→ **The data**:
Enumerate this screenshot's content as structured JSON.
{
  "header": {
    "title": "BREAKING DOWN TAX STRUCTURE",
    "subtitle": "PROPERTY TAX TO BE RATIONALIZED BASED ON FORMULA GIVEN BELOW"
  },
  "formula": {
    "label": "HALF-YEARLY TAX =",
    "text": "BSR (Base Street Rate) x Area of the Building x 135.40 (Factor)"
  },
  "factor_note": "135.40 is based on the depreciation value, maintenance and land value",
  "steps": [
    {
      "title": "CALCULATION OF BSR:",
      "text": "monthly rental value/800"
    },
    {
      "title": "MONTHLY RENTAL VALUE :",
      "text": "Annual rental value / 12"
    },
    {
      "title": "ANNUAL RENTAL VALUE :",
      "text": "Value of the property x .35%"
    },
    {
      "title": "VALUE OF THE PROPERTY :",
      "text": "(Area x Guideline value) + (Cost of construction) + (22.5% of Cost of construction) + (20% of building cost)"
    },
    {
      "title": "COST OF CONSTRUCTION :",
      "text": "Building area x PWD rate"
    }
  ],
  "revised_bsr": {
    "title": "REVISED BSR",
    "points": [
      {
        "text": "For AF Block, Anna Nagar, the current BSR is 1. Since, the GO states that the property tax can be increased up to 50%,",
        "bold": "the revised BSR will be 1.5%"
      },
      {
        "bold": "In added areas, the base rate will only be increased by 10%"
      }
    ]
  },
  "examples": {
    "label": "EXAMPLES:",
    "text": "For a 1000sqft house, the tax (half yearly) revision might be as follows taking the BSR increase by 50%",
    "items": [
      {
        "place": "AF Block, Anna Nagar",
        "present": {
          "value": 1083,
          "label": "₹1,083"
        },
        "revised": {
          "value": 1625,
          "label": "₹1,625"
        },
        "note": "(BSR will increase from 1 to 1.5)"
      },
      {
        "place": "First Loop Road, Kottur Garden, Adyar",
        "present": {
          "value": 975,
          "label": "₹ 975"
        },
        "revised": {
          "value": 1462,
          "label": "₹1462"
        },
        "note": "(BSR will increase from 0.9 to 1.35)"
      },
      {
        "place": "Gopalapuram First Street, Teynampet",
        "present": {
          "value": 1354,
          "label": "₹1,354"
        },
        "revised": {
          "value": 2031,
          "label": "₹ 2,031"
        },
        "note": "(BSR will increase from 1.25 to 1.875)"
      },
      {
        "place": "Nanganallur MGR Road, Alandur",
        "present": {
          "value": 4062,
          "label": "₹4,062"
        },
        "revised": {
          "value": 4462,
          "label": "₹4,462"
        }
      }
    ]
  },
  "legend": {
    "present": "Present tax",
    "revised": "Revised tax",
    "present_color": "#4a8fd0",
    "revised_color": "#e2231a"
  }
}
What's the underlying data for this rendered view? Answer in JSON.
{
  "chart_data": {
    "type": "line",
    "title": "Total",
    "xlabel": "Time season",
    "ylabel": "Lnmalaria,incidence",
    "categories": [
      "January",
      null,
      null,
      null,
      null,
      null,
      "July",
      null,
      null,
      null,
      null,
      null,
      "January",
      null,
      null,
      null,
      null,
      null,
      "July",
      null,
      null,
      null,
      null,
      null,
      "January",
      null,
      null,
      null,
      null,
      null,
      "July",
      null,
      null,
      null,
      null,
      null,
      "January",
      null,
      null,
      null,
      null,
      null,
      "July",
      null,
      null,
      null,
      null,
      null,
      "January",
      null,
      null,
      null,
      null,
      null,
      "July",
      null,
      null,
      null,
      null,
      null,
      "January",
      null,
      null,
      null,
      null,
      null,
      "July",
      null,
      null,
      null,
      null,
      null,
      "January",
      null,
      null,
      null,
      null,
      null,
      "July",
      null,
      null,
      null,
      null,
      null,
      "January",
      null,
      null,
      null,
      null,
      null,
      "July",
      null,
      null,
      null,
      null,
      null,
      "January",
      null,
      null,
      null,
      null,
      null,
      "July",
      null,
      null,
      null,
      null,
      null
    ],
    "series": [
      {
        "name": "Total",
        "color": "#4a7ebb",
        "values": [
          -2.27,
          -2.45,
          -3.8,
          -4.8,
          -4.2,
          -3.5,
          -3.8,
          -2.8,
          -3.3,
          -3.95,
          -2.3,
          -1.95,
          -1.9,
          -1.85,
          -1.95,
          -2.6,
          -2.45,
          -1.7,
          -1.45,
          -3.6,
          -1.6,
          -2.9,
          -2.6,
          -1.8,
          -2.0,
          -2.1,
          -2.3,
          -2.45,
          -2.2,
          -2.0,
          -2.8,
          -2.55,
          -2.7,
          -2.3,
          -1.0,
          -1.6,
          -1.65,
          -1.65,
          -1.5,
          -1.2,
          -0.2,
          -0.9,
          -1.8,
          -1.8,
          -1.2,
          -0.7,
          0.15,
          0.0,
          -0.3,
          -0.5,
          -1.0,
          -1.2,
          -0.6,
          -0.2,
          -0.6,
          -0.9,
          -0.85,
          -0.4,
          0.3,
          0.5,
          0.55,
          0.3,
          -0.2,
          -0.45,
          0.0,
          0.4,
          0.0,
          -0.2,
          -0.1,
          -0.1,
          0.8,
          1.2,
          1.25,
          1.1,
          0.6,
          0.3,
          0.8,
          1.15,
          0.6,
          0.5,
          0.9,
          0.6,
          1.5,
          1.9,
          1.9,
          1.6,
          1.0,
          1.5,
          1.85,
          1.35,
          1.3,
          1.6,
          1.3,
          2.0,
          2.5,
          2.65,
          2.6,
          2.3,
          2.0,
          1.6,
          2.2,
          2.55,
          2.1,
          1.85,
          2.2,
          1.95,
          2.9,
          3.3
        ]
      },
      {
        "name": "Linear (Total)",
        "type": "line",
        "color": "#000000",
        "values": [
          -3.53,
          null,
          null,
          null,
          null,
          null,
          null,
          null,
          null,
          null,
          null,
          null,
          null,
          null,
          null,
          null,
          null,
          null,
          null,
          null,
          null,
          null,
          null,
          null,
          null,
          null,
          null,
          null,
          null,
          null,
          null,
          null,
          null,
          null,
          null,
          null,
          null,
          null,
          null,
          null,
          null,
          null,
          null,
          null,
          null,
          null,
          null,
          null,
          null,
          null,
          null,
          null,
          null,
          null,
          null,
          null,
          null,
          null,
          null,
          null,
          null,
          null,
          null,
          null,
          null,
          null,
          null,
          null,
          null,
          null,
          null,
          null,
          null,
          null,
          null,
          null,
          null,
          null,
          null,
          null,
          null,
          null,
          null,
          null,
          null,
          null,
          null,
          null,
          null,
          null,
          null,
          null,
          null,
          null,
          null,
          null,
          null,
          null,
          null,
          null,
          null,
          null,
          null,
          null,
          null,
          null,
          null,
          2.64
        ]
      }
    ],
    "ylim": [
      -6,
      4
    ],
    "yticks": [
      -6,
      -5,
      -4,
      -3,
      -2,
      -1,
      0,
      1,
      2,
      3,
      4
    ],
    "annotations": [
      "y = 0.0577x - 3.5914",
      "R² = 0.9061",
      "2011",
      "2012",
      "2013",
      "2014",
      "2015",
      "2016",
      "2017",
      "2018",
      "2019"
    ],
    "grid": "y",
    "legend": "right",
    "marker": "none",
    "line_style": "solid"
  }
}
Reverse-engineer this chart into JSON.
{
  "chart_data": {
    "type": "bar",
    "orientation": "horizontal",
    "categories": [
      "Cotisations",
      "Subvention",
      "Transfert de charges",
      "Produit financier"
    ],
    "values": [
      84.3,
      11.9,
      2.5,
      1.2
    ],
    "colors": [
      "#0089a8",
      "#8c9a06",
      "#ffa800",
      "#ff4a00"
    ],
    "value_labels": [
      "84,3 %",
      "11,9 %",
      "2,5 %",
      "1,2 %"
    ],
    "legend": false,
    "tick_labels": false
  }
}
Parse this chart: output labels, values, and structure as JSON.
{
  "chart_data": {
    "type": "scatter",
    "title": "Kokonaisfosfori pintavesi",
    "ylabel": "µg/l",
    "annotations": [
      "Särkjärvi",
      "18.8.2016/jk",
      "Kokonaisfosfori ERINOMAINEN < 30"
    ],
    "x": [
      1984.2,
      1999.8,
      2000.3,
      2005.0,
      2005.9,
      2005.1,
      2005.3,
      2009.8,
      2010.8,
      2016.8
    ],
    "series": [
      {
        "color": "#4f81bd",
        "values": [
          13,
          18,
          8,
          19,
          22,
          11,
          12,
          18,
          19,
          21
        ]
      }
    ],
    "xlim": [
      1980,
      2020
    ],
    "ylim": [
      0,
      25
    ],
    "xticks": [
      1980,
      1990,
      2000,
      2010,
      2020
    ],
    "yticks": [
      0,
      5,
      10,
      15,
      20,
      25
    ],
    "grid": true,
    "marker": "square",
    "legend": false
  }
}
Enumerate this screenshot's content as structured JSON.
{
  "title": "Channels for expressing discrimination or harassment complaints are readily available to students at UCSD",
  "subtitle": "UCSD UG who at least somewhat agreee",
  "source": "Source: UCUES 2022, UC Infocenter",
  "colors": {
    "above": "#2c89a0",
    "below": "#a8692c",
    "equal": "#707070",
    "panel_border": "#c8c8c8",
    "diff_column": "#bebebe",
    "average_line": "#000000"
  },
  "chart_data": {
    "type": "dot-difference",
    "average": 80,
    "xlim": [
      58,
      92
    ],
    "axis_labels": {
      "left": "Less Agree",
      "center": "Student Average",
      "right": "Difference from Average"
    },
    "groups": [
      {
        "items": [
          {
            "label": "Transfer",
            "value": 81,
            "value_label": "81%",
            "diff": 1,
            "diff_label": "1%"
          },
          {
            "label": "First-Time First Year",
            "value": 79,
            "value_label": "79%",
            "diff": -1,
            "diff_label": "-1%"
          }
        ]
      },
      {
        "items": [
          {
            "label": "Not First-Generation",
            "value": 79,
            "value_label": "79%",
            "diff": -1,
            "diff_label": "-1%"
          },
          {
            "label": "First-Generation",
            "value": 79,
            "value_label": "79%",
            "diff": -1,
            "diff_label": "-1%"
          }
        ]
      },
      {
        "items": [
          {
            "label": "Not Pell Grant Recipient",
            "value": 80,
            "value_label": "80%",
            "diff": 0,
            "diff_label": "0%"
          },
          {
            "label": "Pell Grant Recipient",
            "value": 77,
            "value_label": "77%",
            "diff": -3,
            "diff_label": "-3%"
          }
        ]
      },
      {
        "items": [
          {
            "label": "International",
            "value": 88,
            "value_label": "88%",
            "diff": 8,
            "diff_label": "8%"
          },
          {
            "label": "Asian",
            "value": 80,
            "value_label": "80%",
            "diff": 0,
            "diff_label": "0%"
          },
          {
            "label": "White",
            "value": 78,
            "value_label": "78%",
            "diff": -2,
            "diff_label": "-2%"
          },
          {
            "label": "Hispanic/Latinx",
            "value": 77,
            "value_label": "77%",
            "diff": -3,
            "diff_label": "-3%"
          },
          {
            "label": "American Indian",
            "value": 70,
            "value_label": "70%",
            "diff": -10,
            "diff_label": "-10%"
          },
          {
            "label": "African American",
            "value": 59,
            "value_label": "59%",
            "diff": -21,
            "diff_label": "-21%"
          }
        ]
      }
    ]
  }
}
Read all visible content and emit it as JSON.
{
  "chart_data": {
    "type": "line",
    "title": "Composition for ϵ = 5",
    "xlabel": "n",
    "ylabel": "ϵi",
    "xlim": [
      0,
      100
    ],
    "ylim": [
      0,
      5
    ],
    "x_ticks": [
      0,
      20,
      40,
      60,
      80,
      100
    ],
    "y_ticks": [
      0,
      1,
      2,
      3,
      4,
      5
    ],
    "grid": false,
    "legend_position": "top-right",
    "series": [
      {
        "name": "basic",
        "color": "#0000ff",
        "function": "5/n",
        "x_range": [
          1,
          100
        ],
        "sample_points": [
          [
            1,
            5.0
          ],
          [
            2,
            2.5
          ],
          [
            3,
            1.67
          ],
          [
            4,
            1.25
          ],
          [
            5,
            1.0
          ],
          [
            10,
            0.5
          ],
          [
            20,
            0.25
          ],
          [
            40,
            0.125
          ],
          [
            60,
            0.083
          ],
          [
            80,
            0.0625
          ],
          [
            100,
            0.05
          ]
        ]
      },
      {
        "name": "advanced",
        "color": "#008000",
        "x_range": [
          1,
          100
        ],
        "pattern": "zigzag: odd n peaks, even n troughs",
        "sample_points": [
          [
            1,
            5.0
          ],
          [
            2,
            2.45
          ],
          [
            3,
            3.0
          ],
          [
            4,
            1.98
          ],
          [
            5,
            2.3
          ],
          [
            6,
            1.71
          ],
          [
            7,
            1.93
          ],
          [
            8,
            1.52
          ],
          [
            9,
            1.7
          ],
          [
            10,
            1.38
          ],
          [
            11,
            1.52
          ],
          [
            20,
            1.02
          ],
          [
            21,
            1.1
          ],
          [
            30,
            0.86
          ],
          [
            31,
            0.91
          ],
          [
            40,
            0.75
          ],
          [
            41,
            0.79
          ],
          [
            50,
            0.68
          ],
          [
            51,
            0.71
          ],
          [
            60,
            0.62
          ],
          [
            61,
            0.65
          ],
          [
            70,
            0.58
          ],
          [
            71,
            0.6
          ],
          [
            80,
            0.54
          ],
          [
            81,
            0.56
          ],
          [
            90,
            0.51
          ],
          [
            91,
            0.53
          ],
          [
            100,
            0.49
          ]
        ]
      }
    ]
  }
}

→ **Given problem**: Scan the records above, count the lines with "Total" in them, and give only the number.

→ **Response for this exercise**: 3